• **Texte fourni**
Son rôle se limite maintenant à apporter à l’UEMOA une garantie de change fixe et illimitée au FCFA. Une garantie financière sans contrepartie et dont il est difficile d’identifier les intérêts pour l’Hexagone. La parité fixe limite marginalement les risques pour les entreprises africaines et européennes (dont françaises) travaillant en euro, mais il faut savoir que ces dernières les maîtrisent par ailleurs dans leurs échanges en devises. Sachant en outre que la France représente moins de 10% du total des échanges de la zone UEMOA, et que ses principaux clients en Afrique sont hors zones CFA, et dans l’ordre : le Maroc, l’Algérie, la Tunisie, le Nigéria, l’Angola et l’Afrique du Sud,…, tous ayant des monnaies peu, voire non convertibles imposant de disposer préalablement de réserves de changes pour financer leurs importations.
La France n’a plus aucun rôle dans l’UEMOA, ni dans la définition, ni dans la conduite de la politique monétaire que la Côte d’Ivoire, le Niger, le Burkina Faso, le Mali, le Togo, le Bénin, la Guinée Bissau et le Sénégal ont confié à une Institution communautaire indépendante. Le manque d’explications claires dans ce domaine, tant en France qu’en Afrique, ne peut se comprendre qu’avec les prismes de l’ignorance, de la nostalgie, de l’émotion ou de l’idéologie.

• **Tâche demandée 1**
Reproduisez intégralement et sans aucune modification le texte sur la garantie de change du FCFA.
Le texte et les enregistrements proviennent de sources distinctes.

• **Extrait du jeu de données**
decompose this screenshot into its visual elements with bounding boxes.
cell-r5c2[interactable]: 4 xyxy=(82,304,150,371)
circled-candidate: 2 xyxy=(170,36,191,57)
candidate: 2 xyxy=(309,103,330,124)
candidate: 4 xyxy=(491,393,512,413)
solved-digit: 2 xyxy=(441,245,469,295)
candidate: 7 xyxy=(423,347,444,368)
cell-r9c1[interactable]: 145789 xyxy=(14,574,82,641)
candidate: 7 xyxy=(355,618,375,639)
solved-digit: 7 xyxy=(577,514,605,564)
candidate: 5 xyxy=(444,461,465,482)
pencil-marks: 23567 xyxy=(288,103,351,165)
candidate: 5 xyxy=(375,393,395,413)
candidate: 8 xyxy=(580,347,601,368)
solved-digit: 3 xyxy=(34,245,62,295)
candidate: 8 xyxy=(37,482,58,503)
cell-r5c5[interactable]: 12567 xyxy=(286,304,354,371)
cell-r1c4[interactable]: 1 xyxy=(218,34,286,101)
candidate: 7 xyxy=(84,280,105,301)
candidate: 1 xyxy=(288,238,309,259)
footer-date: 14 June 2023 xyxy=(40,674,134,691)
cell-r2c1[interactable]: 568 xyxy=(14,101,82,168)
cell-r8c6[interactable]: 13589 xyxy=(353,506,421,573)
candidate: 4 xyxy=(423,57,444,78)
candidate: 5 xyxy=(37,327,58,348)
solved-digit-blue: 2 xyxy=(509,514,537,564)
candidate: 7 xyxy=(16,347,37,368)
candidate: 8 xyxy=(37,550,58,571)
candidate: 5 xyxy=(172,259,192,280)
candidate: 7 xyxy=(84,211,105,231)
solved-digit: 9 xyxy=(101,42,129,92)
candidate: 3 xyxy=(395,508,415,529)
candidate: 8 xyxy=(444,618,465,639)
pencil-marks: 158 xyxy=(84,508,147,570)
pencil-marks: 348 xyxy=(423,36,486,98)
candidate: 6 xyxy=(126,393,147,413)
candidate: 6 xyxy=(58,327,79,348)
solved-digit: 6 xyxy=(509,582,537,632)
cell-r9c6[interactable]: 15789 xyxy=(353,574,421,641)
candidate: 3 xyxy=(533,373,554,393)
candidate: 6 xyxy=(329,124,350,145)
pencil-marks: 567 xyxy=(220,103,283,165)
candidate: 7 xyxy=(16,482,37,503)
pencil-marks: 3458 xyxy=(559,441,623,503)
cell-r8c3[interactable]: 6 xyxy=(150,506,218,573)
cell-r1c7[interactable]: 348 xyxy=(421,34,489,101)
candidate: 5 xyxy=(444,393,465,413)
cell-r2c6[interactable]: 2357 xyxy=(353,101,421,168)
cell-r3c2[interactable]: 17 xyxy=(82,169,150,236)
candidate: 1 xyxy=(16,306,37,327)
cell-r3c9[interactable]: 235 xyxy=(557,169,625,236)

• **Tâche demandée 2**
Restituez à l'identique les lignes des enregistrements, depuis leur début jusqu'à la ligne contenant « cell-r9c1[interactable]: 145789 xyxy=(14,574,82,641) », celle-ci comprise.

• **Résultat final 1**
Son rôle se limite maintenant à apporter à l’UEMOA une garantie de change fixe et illimitée au FCFA. Une garantie financière sans contrepartie et dont il est difficile d’identifier les intérêts pour l’Hexagone. La parité fixe limite marginalement les risques pour les entreprises africaines et européennes (dont françaises) travaillant en euro, mais il faut savoir que ces dernières les maîtrisent par ailleurs dans leurs échanges en devises. Sachant en outre que la France représente moins de 10% du total des échanges de la zone UEMOA, et que ses principaux clients en Afrique sont hors zones CFA, et dans l’ordre : le Maroc, l’Algérie, la Tunisie, le Nigéria, l’Angola et l’Afrique du Sud,…, tous ayant des monnaies peu, voire non convertibles imposant de disposer préalablement de réserves de changes pour financer leurs importations.
La France n’a plus aucun rôle dans l’UEMOA, ni dans la définition, ni dans la conduite de la politique monétaire que la Côte d’Ivoire, le Niger, le Burkina Faso, le Mali, le Togo, le Bénin, la Guinée Bissau et le Sénégal ont confié à une Institution communautaire indépendante. Le manque d’explications claires dans ce domaine, tant en France qu’en Afrique, ne peut se comprendre qu’avec les prismes de l’ignorance, de la nostalgie, de l’émotion ou de l’idéologie.

• **Résultat final 2**
decompose this screenshot into its visual elements with bounding boxes.
cell-r5c2[interactable]: 4 xyxy=(82,304,150,371)
circled-candidate: 2 xyxy=(170,36,191,57)
candidate: 2 xyxy=(309,103,330,124)
candidate: 4 xyxy=(491,393,512,413)
solved-digit: 2 xyxy=(441,245,469,295)
candidate: 7 xyxy=(423,347,444,368)
cell-r9c1[interactable]: 145789 xyxy=(14,574,82,641)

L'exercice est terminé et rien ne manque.